* START Data for this exercise *

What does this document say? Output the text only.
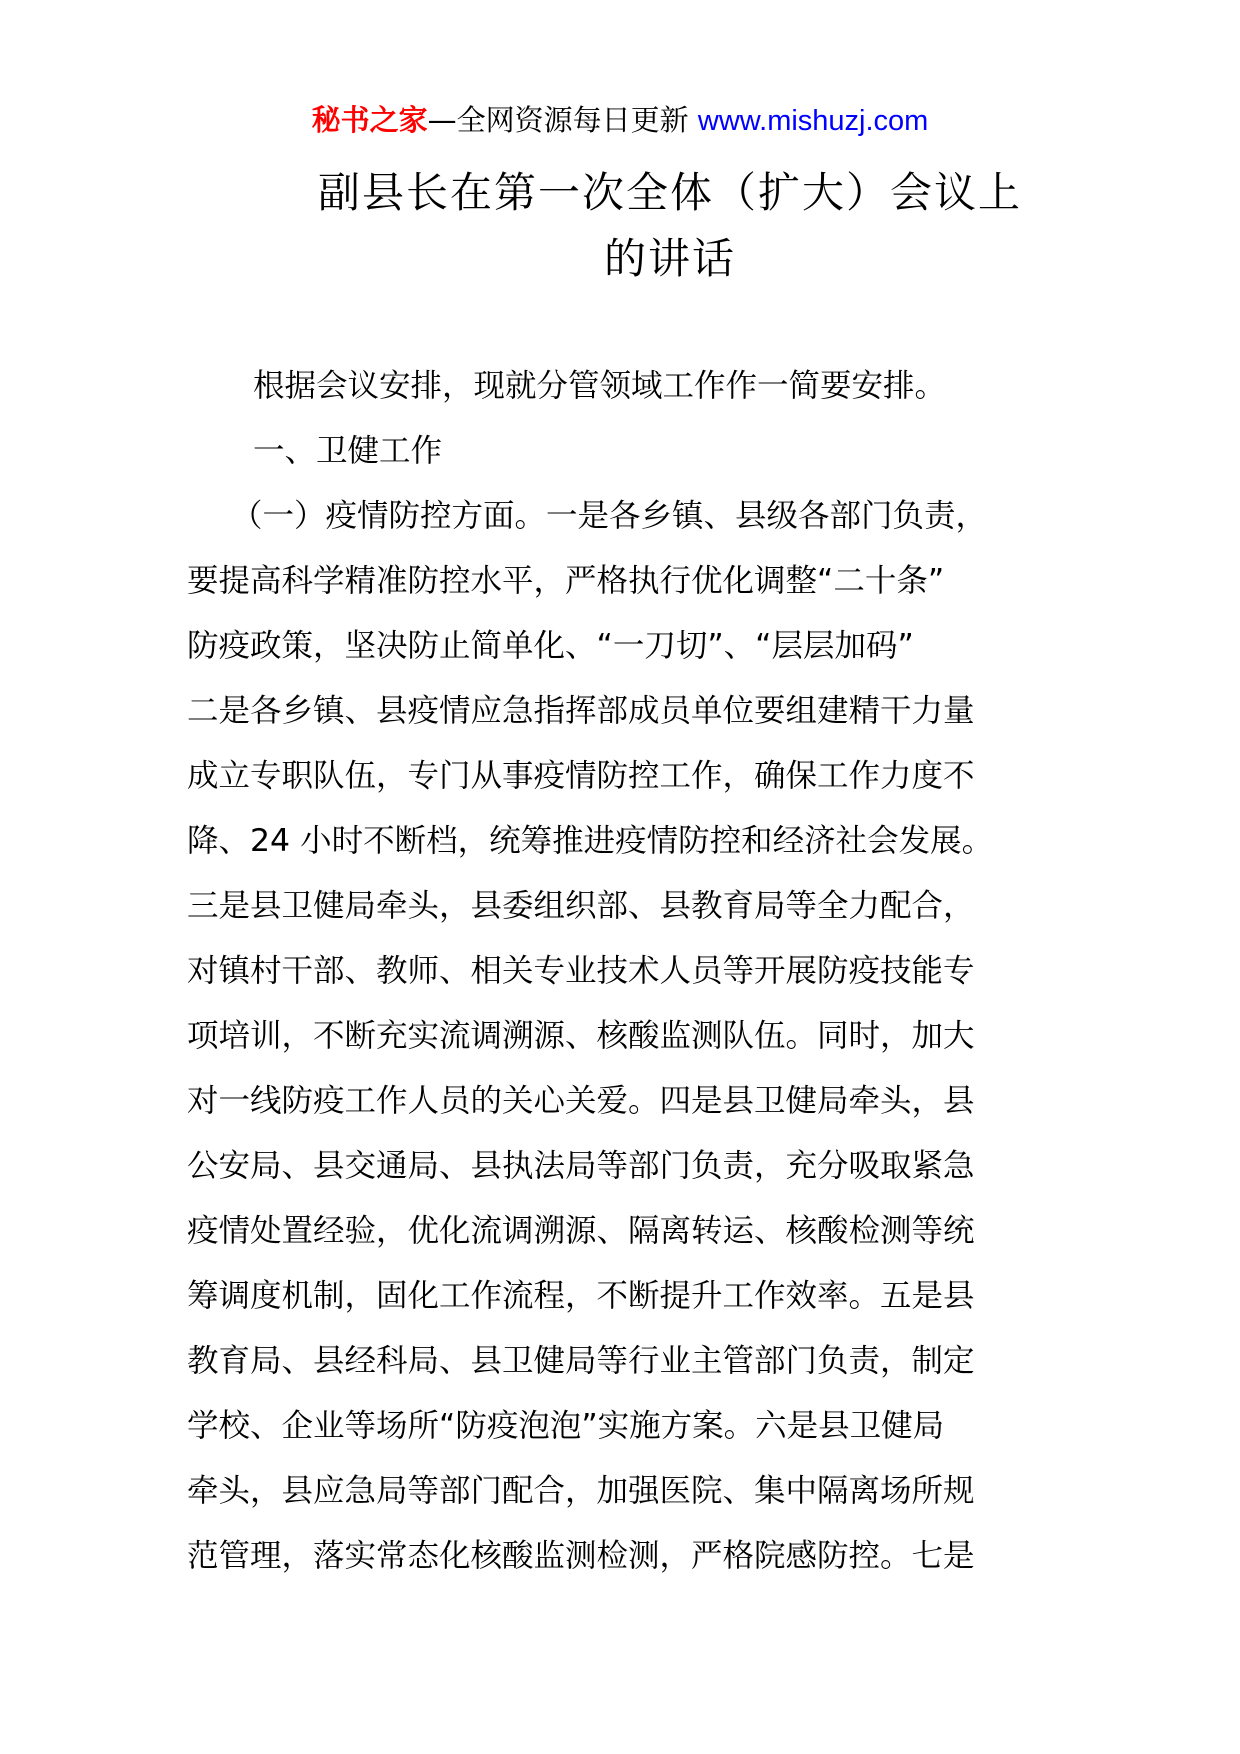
秘书之家—全网资源每日更新 www.mishuzj.com
副县长在第一次全体（扩大）会议上
的讲话
根据会议安排，现就分管领域工作作一简要安排。
一、卫健工作
（一）疫情防控方面。一是各乡镇、县级各部门负责，
要提高科学精准防控水平，严格执行优化调整“二十条”
防疫政策，坚决防止简单化、“一刀切”、“层层加码”
二是各乡镇、县疫情应急指挥部成员单位要组建精干力量
成立专职队伍，专门从事疫情防控工作，确保工作力度不
降、24 小时不断档，统筹推进疫情防控和经济社会发展。
三是县卫健局牵头，县委组织部、县教育局等全力配合，
对镇村干部、教师、相关专业技术人员等开展防疫技能专
项培训，不断充实流调溯源、核酸监测队伍。同时，加大
对一线防疫工作人员的关心关爱。四是县卫健局牵头，县
公安局、县交通局、县执法局等部门负责，充分吸取紧急
疫情处置经验，优化流调溯源、隔离转运、核酸检测等统
筹调度机制，固化工作流程，不断提升工作效率。五是县
教育局、县经科局、县卫健局等行业主管部门负责，制定
学校、企业等场所“防疫泡泡”实施方案。六是县卫健局
牵头，县应急局等部门配合，加强医院、集中隔离场所规
范管理，落实常态化核酸监测检测，严格院感防控。七是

* END Data for this exercise *

• Work instructions:
Return every line of the records exactly as given, pictures excluded.

• Answer to the exercise:
What does this document say? Output the text only.
秘书之家—全网资源每日更新 www.mishuzj.com
副县长在第一次全体（扩大）会议上
的讲话
根据会议安排，现就分管领域工作作一简要安排。
一、卫健工作
（一）疫情防控方面。一是各乡镇、县级各部门负责，
要提高科学精准防控水平，严格执行优化调整“二十条”
防疫政策，坚决防止简单化、“一刀切”、“层层加码”
二是各乡镇、县疫情应急指挥部成员单位要组建精干力量
成立专职队伍，专门从事疫情防控工作，确保工作力度不
降、24 小时不断档，统筹推进疫情防控和经济社会发展。
三是县卫健局牵头，县委组织部、县教育局等全力配合，
对镇村干部、教师、相关专业技术人员等开展防疫技能专
项培训，不断充实流调溯源、核酸监测队伍。同时，加大
对一线防疫工作人员的关心关爱。四是县卫健局牵头，县
公安局、县交通局、县执法局等部门负责，充分吸取紧急
疫情处置经验，优化流调溯源、隔离转运、核酸检测等统
筹调度机制，固化工作流程，不断提升工作效率。五是县
教育局、县经科局、县卫健局等行业主管部门负责，制定
学校、企业等场所“防疫泡泡”实施方案。六是县卫健局
牵头，县应急局等部门配合，加强医院、集中隔离场所规
范管理，落实常态化核酸监测检测，严格院感防控。七是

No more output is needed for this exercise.